> [Task requirements]
Below are records. Count every line containing the word "verified" and give the number alone.

> [Material provided]
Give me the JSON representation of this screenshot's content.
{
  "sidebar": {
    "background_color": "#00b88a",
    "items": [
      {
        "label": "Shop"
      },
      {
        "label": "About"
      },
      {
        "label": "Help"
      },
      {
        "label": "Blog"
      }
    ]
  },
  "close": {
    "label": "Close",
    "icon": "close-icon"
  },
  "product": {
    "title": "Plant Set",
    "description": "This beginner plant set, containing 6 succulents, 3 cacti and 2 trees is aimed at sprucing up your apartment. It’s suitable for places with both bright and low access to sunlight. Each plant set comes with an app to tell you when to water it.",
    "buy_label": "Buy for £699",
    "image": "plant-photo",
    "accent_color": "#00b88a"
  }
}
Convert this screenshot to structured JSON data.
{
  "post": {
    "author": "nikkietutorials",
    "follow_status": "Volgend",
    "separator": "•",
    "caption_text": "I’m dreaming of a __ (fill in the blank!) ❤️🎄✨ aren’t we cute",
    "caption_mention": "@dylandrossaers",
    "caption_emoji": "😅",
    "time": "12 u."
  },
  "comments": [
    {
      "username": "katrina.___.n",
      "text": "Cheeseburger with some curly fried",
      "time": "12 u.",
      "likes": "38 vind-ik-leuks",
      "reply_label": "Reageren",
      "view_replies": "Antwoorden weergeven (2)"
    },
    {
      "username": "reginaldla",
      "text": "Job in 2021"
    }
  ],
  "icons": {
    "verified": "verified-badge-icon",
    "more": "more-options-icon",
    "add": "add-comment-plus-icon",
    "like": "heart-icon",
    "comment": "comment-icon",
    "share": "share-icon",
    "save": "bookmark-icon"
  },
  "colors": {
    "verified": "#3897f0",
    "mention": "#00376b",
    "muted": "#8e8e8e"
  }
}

> [Reply]
2